SELECTED TEXT:

▼

Routing decisions should align with fraud risk models; distributing transactions across acquirers spreads fraud liability but also spreads risk exposure. You should define routing rules in consultation with your fraud team and monitor chargebacks by acquirer to ensure the strategy is working.
How does settlement reconciliation work between CacheFlow and ERP?
CacheFlow publishes daily settlement files that summarise captured transactions, refunds, fees and payouts by acquirer. ERP imports and matches these records against commerce transactions. If timing windows differ (e.g., capture-to-settlement lag), reconciliation may require manual adjustment lines until settlement balances.
What is our rollback plan if CacheFlow becomes unreachable?
During CacheFlow outage, the fallback depends on your architecture: if checkout can re-route directly to a backup acquirer, transactions may continue; if not, checkout must queue or pause. Define and test the fallback before launch so you know what happens to customers and ERP order flow.
How do we manage 3DS and SCA enforcement across multiple acquirers?
CacheFlow allows you to define a single 3DS policy (always trigger, trigger on risk score, never trigger) and applies it consistently across all acquirers. Changing the policy requires updating CacheFlow config and should be tested in staging to avoid unexpected authentication friction.
Can CacheFlow tokens be used across multiple commerce platforms or regions?
CacheFlow tokens are vendor-specific and region-agnostic within CacheFlow's infrastructure. You can reuse tokens across multiple commerce instances if they share the same CacheFlow tenant, but token portability depends on CacheFlow's architecture and your contract.
How are chargebacks and disputes reported, and who owns the response?
CacheFlow receives chargeback notifications from payment networks and forwards them to commerce and ERP via API or daily report. Customer service owns investigation and evidence submission; finance owns the P&L impact and reconciliation. Define clear ownership and escalation paths before launch.
What observability and alerting should we set up for CacheFlow?
Monitor transaction volume and decline rates by acquirer, auth latency, tokenisation vault size and failed refunds. Set up alerts for spikes in declines, acquirer unavailability, settlement delays or mismatched transactions so operations can respond before customers or finance notice.
How does CacheFlow handle transactions during network latency or partial outage?
CacheFlow has timeout thresholds; if an acquirer does not respond within the configured window, CacheFlow retries or fails over to a secondary. If CacheFlow itself is slow or unreachable, timeout behaviour depends on your checkout fallback configuration - ensure this is tested and documented.
Who owns the routing rules and how often should they be reviewed?
Payment operations or finance typically owns routing rules in consultation with fraud and compliance teams. Rules should be reviewed quarterly or when acquirer contracts change, and any material change should be tested in staging and rolled out gradually to monitor impact on decline rates and cost.

▲

BRIEF 1:
Output the passage of the CacheFlow FAQ starting at "How does CacheFlow" and ending at "they be reviewed?".
BRIEF 2:
Answer these questions using the CacheFlow FAQ.
(a) Which three 3DS policy options can be defined in CacheFlow?
(b) Who owns investigation and evidence submission for chargebacks?
(c) How often should routing rules be reviewed?

[Stored dataset entries]
▼

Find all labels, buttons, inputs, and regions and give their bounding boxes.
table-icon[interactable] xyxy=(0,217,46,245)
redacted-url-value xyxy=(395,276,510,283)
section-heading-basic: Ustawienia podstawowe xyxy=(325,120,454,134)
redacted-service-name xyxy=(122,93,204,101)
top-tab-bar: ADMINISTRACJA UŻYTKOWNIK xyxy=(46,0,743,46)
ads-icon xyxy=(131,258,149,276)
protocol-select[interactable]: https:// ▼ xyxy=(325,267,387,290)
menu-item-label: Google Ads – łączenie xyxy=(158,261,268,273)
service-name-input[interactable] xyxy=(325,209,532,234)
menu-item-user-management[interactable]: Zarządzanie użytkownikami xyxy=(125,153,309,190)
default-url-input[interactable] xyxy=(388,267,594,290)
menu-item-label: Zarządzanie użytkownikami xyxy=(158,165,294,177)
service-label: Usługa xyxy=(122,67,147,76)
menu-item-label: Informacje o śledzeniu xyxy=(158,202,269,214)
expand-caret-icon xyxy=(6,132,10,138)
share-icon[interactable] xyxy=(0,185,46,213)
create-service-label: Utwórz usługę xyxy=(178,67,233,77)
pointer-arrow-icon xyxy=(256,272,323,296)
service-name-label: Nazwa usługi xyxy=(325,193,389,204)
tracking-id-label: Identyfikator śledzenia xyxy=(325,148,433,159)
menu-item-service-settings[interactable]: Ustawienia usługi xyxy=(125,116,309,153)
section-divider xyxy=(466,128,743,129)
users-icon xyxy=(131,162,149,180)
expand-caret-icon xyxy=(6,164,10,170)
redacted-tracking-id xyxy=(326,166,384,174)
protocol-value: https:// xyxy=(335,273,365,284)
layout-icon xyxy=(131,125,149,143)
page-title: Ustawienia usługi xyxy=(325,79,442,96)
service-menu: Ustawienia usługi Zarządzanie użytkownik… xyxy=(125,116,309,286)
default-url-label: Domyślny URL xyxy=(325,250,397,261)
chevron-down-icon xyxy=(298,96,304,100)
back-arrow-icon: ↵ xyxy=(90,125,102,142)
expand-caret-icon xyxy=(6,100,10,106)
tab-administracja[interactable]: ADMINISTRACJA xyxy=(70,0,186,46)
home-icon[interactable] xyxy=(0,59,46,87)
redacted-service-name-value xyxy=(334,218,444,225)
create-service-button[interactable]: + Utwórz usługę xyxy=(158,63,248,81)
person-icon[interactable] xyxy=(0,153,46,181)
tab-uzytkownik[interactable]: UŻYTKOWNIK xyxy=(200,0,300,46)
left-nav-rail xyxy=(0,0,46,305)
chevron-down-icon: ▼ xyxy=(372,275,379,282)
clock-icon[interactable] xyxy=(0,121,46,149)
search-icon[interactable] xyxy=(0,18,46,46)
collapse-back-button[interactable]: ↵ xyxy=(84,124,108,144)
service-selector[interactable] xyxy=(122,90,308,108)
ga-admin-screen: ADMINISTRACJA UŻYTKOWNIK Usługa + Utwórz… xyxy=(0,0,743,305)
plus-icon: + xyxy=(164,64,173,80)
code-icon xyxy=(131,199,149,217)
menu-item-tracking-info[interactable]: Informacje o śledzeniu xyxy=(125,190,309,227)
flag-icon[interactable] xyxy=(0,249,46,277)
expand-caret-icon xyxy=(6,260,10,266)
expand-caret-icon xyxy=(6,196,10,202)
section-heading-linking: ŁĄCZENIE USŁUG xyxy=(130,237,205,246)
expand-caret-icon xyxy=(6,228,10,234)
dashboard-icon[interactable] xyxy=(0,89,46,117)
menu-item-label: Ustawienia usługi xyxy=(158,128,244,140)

▲

OUTPUT 1:
How does CacheFlow handle transactions during network latency or partial outage?
CacheFlow has timeout thresholds; if an acquirer does not respond within the configured window, CacheFlow retries or fails over to a secondary. If CacheFlow itself is slow or unreachable, timeout behaviour depends on your checkout fallback configuration - ensure this is tested and documented.
Who owns the routing rules and how often should they be reviewed?

OUTPUT 2:
(a) Always trigger, trigger on risk score, and never trigger.
(b) Customer service.
(c) Quarterly, or when acquirer contracts change.